## EXTRAIT DU TEXTE:
Deutéronome 30, 10-14     Luc 10, 25-37    Colossiens 1, 15-20

 

Être ou ne pas être… le prochain?   

Raymond Latour  


Un certain Shakespeare disait « Être ou ne pas être? Voilà la question ». On ne comprend peut-être pas très bien la question, mais elle n’en a pas moins eu une grande postérité. 

Raymond LatourAujourd’hui, l’évangile, par la bouche d’un scribe astucieux, nous ramène une question peut-être tout aussi célèbre : « Qui est mon prochain? ». La grave question de l’identité est posée. L’exclusion menace.         

Nous verrons que Jésus dans sa réponse rejoint le grand dramaturge anglais : « être ou ne pas être… le prochain », c’est tout l’enjeu. Ou mieux encore, pour être vraiment disciple selon le cœur de Jésus, pour aimer en vérité, il faut devenir, être le prochain de l’autre.  

Avec la parabole du bon samaritain, Jésus nous prévient : nous ne sommes pas dans les hautes considérations philosophiques ou théologiques. On ne peut plus s’accommoder de grands principes. Nous sommes dans le concret. Il faut « faire » pour « être ». Le prochain, c’est ici, maintenant. Il est en chair et en os, un être vulnérable. Il est dans l’urgence. Je ne le connais peut-être pas, il restera peut-être toujours anonyme, mais il me faut le reconnaître. N’allons pas passer tout droit!

## EXERCICE PROPOSÉ 1:
Transcrivez l'extrait sur le prochain entre « Raymond LatourAujourd’hui, l’évangile, par » et « prochain de l’autre. », bornes comprises.
## EXERCICE PROPOSÉ 2:
Relevez toutes les références bibliques données en tête de l'extrait sur le prochain.
Les enregistrements n'ont aucun rôle dans ce travail.

## DONNÉES AFFICHÉES:
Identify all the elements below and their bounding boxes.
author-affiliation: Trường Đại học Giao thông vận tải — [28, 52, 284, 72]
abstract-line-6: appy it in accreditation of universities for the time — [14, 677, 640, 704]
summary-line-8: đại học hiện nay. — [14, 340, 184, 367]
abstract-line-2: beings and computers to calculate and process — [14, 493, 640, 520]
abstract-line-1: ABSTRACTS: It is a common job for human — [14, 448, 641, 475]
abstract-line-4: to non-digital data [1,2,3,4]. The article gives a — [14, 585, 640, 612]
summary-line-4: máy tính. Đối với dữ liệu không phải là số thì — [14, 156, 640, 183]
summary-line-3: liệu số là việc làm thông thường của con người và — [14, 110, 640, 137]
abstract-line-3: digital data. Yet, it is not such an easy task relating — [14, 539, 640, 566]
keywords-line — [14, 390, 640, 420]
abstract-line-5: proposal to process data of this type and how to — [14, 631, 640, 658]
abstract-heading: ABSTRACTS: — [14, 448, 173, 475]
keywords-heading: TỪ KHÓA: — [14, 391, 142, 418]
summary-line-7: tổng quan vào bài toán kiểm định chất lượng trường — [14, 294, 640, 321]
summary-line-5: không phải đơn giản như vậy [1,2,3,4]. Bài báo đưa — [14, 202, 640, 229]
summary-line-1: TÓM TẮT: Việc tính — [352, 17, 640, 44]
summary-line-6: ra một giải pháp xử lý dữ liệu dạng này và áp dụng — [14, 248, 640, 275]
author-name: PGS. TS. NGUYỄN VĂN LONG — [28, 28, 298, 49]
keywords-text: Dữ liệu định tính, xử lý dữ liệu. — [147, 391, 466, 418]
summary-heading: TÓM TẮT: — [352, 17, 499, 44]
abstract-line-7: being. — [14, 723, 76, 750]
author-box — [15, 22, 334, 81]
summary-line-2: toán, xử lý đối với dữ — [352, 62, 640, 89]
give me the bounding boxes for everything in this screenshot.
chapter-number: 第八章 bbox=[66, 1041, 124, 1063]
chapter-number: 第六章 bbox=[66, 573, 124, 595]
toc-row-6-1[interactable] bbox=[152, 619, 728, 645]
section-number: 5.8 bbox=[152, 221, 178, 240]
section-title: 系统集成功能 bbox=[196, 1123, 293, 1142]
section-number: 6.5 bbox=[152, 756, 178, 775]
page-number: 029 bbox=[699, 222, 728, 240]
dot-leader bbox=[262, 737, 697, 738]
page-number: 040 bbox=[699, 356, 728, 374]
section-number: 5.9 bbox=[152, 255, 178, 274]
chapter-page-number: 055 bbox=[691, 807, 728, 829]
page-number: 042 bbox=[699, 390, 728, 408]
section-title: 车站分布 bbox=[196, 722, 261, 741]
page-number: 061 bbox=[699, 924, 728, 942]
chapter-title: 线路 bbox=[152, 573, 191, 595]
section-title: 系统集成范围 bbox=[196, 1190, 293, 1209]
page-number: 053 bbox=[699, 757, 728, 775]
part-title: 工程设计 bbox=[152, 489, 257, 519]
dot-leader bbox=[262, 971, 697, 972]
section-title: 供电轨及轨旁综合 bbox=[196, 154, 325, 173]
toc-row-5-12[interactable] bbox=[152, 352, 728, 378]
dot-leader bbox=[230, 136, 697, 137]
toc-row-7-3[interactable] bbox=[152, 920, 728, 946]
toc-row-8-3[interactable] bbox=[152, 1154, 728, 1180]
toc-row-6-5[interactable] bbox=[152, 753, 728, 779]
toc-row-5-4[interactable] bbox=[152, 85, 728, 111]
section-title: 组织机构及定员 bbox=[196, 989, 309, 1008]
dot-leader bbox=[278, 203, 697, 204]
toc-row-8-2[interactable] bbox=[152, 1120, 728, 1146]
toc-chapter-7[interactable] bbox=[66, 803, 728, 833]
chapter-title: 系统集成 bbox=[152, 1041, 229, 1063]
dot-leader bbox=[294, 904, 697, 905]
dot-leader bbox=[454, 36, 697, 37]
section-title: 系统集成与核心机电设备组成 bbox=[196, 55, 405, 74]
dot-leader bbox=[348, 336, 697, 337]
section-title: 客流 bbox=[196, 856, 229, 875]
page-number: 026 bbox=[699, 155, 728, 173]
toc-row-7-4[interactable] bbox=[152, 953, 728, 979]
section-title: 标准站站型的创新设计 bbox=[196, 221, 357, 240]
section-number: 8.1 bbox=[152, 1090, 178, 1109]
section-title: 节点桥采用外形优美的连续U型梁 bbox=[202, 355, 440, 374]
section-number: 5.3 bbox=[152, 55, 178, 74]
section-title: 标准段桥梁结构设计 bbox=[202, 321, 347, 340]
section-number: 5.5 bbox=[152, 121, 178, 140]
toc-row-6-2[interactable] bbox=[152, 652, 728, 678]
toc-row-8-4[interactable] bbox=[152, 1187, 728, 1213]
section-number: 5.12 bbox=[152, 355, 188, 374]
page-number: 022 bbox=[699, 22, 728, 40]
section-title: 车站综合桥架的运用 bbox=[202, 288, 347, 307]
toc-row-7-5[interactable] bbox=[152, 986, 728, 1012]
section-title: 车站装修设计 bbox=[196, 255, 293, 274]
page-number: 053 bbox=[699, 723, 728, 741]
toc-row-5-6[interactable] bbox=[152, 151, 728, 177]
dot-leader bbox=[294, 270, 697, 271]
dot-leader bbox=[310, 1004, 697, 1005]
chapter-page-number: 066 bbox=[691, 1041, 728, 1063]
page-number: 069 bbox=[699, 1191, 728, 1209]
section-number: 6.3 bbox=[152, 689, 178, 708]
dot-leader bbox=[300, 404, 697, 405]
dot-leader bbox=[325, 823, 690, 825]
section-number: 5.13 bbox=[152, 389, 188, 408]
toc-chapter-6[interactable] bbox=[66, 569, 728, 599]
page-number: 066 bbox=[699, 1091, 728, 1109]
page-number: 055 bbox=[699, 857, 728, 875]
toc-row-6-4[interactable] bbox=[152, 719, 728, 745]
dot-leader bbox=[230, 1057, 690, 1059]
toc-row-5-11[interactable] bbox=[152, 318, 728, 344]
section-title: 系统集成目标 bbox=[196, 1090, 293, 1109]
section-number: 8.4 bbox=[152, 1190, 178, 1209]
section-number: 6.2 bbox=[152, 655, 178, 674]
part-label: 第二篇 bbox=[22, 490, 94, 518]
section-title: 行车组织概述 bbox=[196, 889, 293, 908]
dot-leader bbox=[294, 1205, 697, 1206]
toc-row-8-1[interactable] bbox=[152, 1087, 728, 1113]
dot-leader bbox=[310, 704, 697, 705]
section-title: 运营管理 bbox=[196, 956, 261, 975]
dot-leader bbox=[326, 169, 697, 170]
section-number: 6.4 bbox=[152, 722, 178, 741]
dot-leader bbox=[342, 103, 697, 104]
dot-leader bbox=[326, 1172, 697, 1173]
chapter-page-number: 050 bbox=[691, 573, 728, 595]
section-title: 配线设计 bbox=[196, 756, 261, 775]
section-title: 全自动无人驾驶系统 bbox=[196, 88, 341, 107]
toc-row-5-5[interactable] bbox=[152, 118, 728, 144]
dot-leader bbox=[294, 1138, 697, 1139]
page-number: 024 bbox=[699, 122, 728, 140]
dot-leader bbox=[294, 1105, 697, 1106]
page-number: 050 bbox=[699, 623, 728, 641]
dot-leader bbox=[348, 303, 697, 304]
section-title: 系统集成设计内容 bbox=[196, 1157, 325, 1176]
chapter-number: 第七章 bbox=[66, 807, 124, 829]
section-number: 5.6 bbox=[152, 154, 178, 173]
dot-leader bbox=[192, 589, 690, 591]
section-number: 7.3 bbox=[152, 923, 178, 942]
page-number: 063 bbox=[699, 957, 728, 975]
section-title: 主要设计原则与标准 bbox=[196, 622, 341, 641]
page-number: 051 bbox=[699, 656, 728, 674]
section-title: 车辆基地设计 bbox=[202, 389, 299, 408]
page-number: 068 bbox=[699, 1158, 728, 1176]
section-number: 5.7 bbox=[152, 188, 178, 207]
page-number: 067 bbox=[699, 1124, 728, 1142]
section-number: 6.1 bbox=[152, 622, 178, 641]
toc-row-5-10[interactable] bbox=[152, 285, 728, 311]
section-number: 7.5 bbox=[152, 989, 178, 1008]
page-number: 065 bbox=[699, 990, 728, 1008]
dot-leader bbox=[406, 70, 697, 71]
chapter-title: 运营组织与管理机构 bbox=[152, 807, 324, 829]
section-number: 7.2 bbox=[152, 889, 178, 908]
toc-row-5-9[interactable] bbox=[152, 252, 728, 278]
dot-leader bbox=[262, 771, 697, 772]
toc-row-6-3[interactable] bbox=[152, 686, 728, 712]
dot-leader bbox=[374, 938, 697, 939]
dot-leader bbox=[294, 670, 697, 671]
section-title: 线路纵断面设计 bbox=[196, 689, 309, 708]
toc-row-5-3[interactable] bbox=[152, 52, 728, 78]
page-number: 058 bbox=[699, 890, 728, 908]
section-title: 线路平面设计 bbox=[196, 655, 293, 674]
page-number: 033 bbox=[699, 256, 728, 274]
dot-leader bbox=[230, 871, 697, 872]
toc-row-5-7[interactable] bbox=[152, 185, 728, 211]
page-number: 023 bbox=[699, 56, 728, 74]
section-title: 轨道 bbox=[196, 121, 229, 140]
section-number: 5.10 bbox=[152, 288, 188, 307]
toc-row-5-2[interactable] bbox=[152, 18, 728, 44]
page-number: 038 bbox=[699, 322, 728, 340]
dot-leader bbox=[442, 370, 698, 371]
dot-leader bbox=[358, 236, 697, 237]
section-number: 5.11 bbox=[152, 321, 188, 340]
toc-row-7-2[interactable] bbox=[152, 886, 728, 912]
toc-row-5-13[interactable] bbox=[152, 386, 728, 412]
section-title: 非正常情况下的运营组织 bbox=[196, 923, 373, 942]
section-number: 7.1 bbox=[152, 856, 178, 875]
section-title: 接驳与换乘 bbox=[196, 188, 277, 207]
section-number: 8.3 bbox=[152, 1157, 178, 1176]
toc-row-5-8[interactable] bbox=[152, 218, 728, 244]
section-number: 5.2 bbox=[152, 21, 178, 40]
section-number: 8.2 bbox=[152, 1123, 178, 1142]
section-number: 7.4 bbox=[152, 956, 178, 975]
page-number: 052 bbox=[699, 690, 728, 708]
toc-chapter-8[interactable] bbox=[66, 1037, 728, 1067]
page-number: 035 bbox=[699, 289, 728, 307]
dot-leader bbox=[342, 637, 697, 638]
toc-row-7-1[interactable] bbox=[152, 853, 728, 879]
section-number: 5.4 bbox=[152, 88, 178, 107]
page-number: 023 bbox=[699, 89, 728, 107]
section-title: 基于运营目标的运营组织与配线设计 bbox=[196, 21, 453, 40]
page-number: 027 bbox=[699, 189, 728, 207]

## RÉPONSE ATTENDUE 1:
Raymond LatourAujourd’hui, l’évangile, par la bouche d’un scribe astucieux, nous ramène une question peut-être tout aussi célèbre : « Qui est mon prochain? ». La grave question de l’identité est posée. L’exclusion menace.         

Nous verrons que Jésus dans sa réponse rejoint le grand dramaturge anglais : « être ou ne pas être… le prochain », c’est tout l’enjeu. Ou mieux encore, pour être vraiment disciple selon le cœur de Jésus, pour aimer en vérité, il faut devenir, être le prochain de l’autre.

## RÉPONSE ATTENDUE 2:
Deutéronome 30, 10-14
Luc 10, 25-37
Colossiens 1, 15-20